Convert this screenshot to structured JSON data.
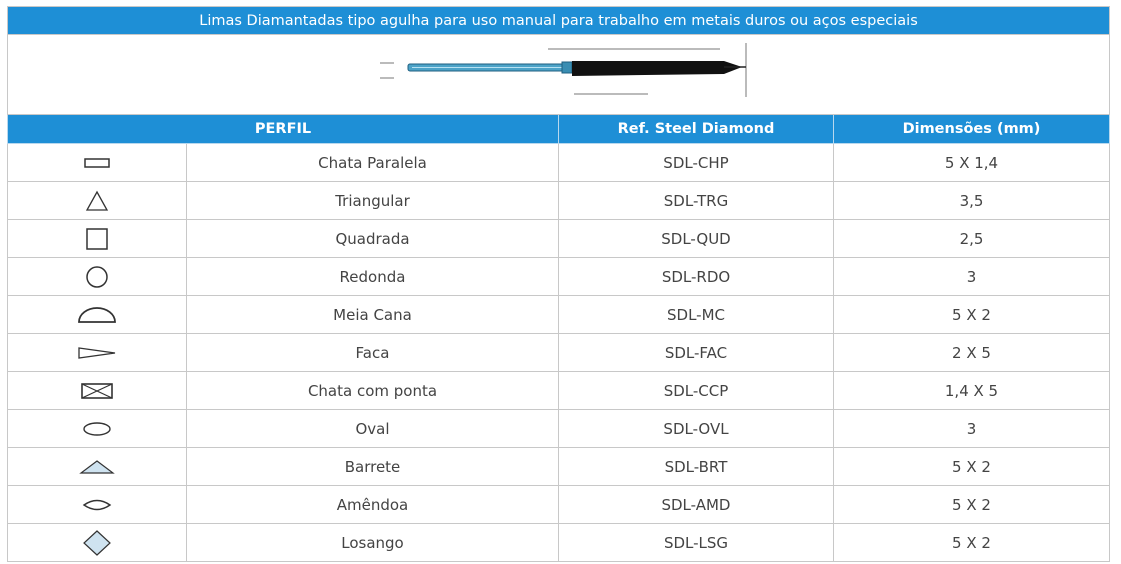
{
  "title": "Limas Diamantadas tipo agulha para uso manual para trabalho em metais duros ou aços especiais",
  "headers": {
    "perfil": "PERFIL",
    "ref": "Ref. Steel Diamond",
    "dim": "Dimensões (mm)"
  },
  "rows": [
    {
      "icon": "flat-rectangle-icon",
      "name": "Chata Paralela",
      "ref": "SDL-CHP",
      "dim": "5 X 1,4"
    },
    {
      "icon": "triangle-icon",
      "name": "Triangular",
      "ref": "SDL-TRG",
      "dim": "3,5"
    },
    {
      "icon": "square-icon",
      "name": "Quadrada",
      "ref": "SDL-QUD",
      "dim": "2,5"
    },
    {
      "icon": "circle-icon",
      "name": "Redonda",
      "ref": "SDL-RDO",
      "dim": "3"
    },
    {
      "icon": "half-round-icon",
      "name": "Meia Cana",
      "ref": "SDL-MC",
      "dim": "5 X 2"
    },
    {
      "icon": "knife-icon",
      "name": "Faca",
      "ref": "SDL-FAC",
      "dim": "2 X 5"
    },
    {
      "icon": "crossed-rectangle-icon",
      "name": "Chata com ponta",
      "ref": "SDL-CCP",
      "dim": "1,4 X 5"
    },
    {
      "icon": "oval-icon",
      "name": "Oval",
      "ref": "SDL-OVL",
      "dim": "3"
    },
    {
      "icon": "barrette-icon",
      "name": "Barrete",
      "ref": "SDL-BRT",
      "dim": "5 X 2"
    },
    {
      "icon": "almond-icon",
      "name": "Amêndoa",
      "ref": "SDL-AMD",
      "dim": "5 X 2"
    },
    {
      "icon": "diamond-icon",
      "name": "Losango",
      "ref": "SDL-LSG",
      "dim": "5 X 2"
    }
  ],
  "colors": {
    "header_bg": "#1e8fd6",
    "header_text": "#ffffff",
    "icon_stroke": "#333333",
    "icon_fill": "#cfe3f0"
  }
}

-=-=-

-- Stated task --
Above are records to transcribe exactly; leave their pictures out.

-- Task result --
Convert this screenshot to structured JSON data.
{
  "title": "Limas Diamantadas tipo agulha para uso manual para trabalho em metais duros ou aços especiais",
  "headers": {
    "perfil": "PERFIL",
    "ref": "Ref. Steel Diamond",
    "dim": "Dimensões (mm)"
  },
  "rows": [
    {
      "icon": "flat-rectangle-icon",
      "name": "Chata Paralela",
      "ref": "SDL-CHP",
      "dim": "5 X 1,4"
    },
    {
      "icon": "triangle-icon",
      "name": "Triangular",
      "ref": "SDL-TRG",
      "dim": "3,5"
    },
    {
      "icon": "square-icon",
      "name": "Quadrada",
      "ref": "SDL-QUD",
      "dim": "2,5"
    },
    {
      "icon": "circle-icon",
      "name": "Redonda",
      "ref": "SDL-RDO",
      "dim": "3"
    },
    {
      "icon": "half-round-icon",
      "name": "Meia Cana",
      "ref": "SDL-MC",
      "dim": "5 X 2"
    },
    {
      "icon": "knife-icon",
      "name": "Faca",
      "ref": "SDL-FAC",
      "dim": "2 X 5"
    },
    {
      "icon": "crossed-rectangle-icon",
      "name": "Chata com ponta",
      "ref": "SDL-CCP",
      "dim": "1,4 X 5"
    },
    {
      "icon": "oval-icon",
      "name": "Oval",
      "ref": "SDL-OVL",
      "dim": "3"
    },
    {
      "icon": "barrette-icon",
      "name": "Barrete",
      "ref": "SDL-BRT",
      "dim": "5 X 2"
    },
    {
      "icon": "almond-icon",
      "name": "Amêndoa",
      "ref": "SDL-AMD",
      "dim": "5 X 2"
    },
    {
      "icon": "diamond-icon",
      "name": "Losango",
      "ref": "SDL-LSG",
      "dim": "5 X 2"
    }
  ],
  "colors": {
    "header_bg": "#1e8fd6",
    "header_text": "#ffffff",
    "icon_stroke": "#333333",
    "icon_fill": "#cfe3f0"
  }
}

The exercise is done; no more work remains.